- [Exercise goal]:
Can you reproduce every line of the entries below word for word, leaving the pictures out of your answer?

>> BEGIN Data provided

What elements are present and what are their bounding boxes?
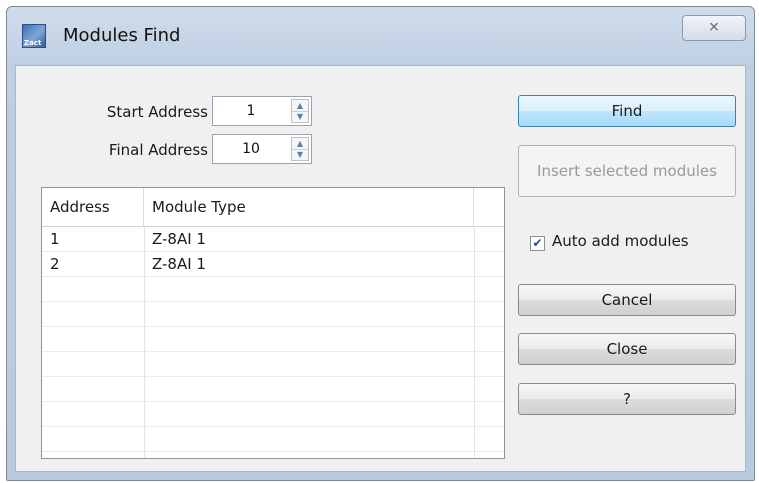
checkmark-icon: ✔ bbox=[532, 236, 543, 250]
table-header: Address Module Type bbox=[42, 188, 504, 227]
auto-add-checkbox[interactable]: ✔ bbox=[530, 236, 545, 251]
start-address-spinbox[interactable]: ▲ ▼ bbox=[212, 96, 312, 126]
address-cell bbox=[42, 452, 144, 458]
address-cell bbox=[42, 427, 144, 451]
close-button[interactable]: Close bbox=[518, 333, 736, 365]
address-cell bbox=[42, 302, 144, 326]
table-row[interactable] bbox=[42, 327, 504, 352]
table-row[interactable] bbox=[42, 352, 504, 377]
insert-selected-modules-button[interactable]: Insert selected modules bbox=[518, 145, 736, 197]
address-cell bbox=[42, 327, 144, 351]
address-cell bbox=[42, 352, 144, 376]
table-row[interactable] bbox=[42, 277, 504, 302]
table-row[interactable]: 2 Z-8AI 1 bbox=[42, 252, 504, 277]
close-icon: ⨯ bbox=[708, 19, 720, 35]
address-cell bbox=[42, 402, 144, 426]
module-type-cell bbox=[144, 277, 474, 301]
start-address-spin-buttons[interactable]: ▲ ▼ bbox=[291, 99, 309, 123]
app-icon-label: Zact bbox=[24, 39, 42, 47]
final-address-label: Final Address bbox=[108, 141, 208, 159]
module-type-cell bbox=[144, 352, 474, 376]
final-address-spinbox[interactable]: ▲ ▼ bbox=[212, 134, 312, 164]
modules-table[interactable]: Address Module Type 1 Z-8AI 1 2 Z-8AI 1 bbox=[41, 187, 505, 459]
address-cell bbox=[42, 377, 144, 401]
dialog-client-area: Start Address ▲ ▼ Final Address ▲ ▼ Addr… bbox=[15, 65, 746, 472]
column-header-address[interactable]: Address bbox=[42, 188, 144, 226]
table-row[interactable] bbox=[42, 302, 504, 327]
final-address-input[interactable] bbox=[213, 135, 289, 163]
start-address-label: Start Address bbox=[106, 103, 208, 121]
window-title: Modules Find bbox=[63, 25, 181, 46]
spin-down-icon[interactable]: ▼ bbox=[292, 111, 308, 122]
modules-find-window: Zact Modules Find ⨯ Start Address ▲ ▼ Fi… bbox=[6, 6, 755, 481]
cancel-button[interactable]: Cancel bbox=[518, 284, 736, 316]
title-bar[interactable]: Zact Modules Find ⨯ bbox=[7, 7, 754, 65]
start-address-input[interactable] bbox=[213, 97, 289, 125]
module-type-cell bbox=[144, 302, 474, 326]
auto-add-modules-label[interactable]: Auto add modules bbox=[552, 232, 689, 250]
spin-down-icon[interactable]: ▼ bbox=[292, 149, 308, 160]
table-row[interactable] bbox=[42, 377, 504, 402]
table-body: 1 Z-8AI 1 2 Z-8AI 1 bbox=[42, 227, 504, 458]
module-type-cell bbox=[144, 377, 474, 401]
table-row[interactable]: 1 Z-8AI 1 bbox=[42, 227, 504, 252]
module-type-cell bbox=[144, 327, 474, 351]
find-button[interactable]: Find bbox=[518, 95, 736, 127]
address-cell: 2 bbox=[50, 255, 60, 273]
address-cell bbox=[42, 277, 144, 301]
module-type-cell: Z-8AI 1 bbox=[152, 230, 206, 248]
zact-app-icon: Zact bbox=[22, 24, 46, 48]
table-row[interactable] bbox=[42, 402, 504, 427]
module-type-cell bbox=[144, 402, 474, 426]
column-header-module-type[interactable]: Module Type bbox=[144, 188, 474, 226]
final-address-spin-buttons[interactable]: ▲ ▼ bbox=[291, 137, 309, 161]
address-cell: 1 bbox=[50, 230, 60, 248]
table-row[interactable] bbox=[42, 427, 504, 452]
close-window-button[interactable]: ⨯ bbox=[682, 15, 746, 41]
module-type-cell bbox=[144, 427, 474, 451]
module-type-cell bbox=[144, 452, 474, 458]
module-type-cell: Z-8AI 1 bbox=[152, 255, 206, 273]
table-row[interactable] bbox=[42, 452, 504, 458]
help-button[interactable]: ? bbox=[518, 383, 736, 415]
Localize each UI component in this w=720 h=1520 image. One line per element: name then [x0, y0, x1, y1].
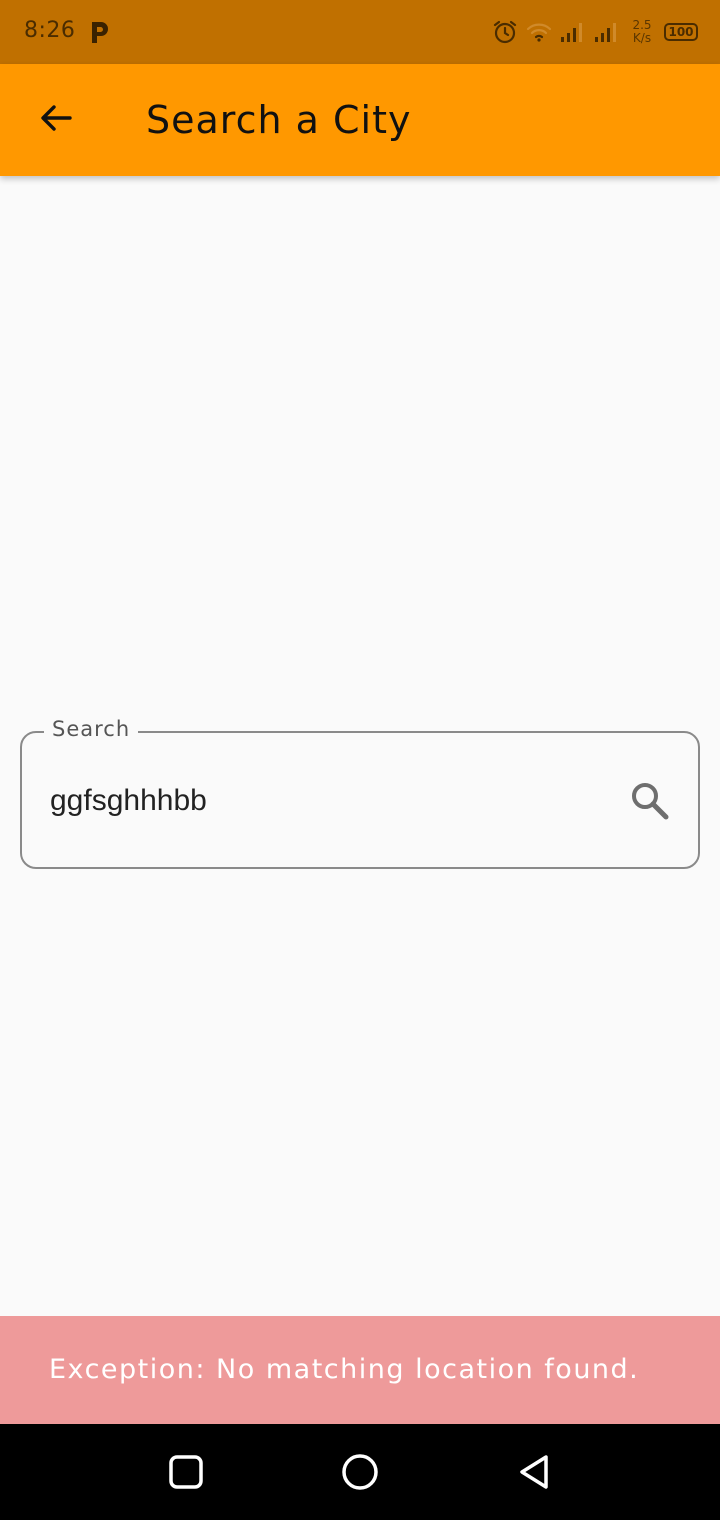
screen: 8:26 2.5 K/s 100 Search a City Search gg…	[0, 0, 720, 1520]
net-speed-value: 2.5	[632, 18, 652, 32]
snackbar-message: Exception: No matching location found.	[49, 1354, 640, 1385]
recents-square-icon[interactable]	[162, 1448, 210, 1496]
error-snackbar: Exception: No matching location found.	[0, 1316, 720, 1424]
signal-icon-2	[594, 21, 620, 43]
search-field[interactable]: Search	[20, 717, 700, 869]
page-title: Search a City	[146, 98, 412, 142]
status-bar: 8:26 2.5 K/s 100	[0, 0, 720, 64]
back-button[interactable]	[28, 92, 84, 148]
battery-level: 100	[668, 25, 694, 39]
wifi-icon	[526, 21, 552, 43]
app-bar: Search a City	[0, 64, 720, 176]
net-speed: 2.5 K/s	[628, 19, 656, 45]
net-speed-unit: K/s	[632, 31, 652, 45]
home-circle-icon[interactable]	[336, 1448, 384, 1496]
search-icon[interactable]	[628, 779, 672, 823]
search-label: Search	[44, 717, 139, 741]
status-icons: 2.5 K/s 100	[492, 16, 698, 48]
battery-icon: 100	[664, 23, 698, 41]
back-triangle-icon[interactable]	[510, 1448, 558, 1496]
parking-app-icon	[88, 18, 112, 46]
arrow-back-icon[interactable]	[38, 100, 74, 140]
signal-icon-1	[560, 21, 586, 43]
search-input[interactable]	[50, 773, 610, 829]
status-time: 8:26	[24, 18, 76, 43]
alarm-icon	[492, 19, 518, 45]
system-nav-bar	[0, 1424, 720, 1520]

>> END Data provided

- [Full output]:
What elements are present and what are their bounding boxes?
checkmark-icon: ✔ bbox=[532, 236, 543, 250]
table-header: Address Module Type bbox=[42, 188, 504, 227]
auto-add-checkbox[interactable]: ✔ bbox=[530, 236, 545, 251]
start-address-spinbox[interactable]: ▲ ▼ bbox=[212, 96, 312, 126]
address-cell bbox=[42, 452, 144, 458]
address-cell bbox=[42, 427, 144, 451]
close-button[interactable]: Close bbox=[518, 333, 736, 365]
address-cell bbox=[42, 302, 144, 326]
table-row[interactable] bbox=[42, 327, 504, 352]
table-row[interactable] bbox=[42, 352, 504, 377]
insert-selected-modules-button[interactable]: Insert selected modules bbox=[518, 145, 736, 197]
address-cell bbox=[42, 327, 144, 351]
address-cell bbox=[42, 352, 144, 376]
table-row[interactable] bbox=[42, 277, 504, 302]
table-row[interactable]: 2 Z-8AI 1 bbox=[42, 252, 504, 277]
close-icon: ⨯ bbox=[708, 19, 720, 35]
address-cell bbox=[42, 402, 144, 426]
module-type-cell bbox=[144, 277, 474, 301]
start-address-spin-buttons[interactable]: ▲ ▼ bbox=[291, 99, 309, 123]
app-icon-label: Zact bbox=[24, 39, 42, 47]
final-address-label: Final Address bbox=[108, 141, 208, 159]
module-type-cell bbox=[144, 352, 474, 376]
final-address-spinbox[interactable]: ▲ ▼ bbox=[212, 134, 312, 164]
modules-table[interactable]: Address Module Type 1 Z-8AI 1 2 Z-8AI 1 bbox=[41, 187, 505, 459]
address-cell bbox=[42, 377, 144, 401]
dialog-client-area: Start Address ▲ ▼ Final Address ▲ ▼ Addr… bbox=[15, 65, 746, 472]
column-header-address[interactable]: Address bbox=[42, 188, 144, 226]
table-row[interactable] bbox=[42, 302, 504, 327]
final-address-input[interactable] bbox=[213, 135, 289, 163]
start-address-label: Start Address bbox=[106, 103, 208, 121]
window-title: Modules Find bbox=[63, 25, 181, 46]
spin-down-icon[interactable]: ▼ bbox=[292, 111, 308, 122]
modules-find-window: Zact Modules Find ⨯ Start Address ▲ ▼ Fi… bbox=[6, 6, 755, 481]
cancel-button[interactable]: Cancel bbox=[518, 284, 736, 316]
title-bar[interactable]: Zact Modules Find ⨯ bbox=[7, 7, 754, 65]
start-address-input[interactable] bbox=[213, 97, 289, 125]
module-type-cell bbox=[144, 302, 474, 326]
auto-add-modules-label[interactable]: Auto add modules bbox=[552, 232, 689, 250]
spin-down-icon[interactable]: ▼ bbox=[292, 149, 308, 160]
table-row[interactable] bbox=[42, 377, 504, 402]
table-body: 1 Z-8AI 1 2 Z-8AI 1 bbox=[42, 227, 504, 458]
module-type-cell bbox=[144, 377, 474, 401]
table-row[interactable]: 1 Z-8AI 1 bbox=[42, 227, 504, 252]
module-type-cell bbox=[144, 327, 474, 351]
find-button[interactable]: Find bbox=[518, 95, 736, 127]
address-cell: 2 bbox=[50, 255, 60, 273]
address-cell bbox=[42, 277, 144, 301]
module-type-cell: Z-8AI 1 bbox=[152, 230, 206, 248]
zact-app-icon: Zact bbox=[22, 24, 46, 48]
table-row[interactable] bbox=[42, 402, 504, 427]
module-type-cell bbox=[144, 402, 474, 426]
column-header-module-type[interactable]: Module Type bbox=[144, 188, 474, 226]
final-address-spin-buttons[interactable]: ▲ ▼ bbox=[291, 137, 309, 161]
address-cell: 1 bbox=[50, 230, 60, 248]
table-row[interactable] bbox=[42, 427, 504, 452]
close-window-button[interactable]: ⨯ bbox=[682, 15, 746, 41]
module-type-cell bbox=[144, 427, 474, 451]
module-type-cell bbox=[144, 452, 474, 458]
module-type-cell: Z-8AI 1 bbox=[152, 255, 206, 273]
table-row[interactable] bbox=[42, 452, 504, 458]
help-button[interactable]: ? bbox=[518, 383, 736, 415]
Localize each UI component in this w=720 h=1520 image. One line per element: name then [x0, y0, x1, y1].
screen: 8:26 2.5 K/s 100 Search a City Search gg…	[0, 0, 720, 1520]
net-speed-value: 2.5	[632, 18, 652, 32]
snackbar-message: Exception: No matching location found.	[49, 1354, 640, 1385]
recents-square-icon[interactable]	[162, 1448, 210, 1496]
error-snackbar: Exception: No matching location found.	[0, 1316, 720, 1424]
signal-icon-2	[594, 21, 620, 43]
search-field[interactable]: Search	[20, 717, 700, 869]
page-title: Search a City	[146, 98, 412, 142]
status-bar: 8:26 2.5 K/s 100	[0, 0, 720, 64]
back-button[interactable]	[28, 92, 84, 148]
battery-level: 100	[668, 25, 694, 39]
wifi-icon	[526, 21, 552, 43]
app-bar: Search a City	[0, 64, 720, 176]
net-speed: 2.5 K/s	[628, 19, 656, 45]
net-speed-unit: K/s	[632, 31, 652, 45]
home-circle-icon[interactable]	[336, 1448, 384, 1496]
search-icon[interactable]	[628, 779, 672, 823]
search-label: Search	[44, 717, 139, 741]
status-icons: 2.5 K/s 100	[492, 16, 698, 48]
battery-icon: 100	[664, 23, 698, 41]
back-triangle-icon[interactable]	[510, 1448, 558, 1496]
parking-app-icon	[88, 18, 112, 46]
arrow-back-icon[interactable]	[38, 100, 74, 140]
signal-icon-1	[560, 21, 586, 43]
search-input[interactable]	[50, 773, 610, 829]
status-time: 8:26	[24, 18, 76, 43]
alarm-icon	[492, 19, 518, 45]
system-nav-bar	[0, 1424, 720, 1520]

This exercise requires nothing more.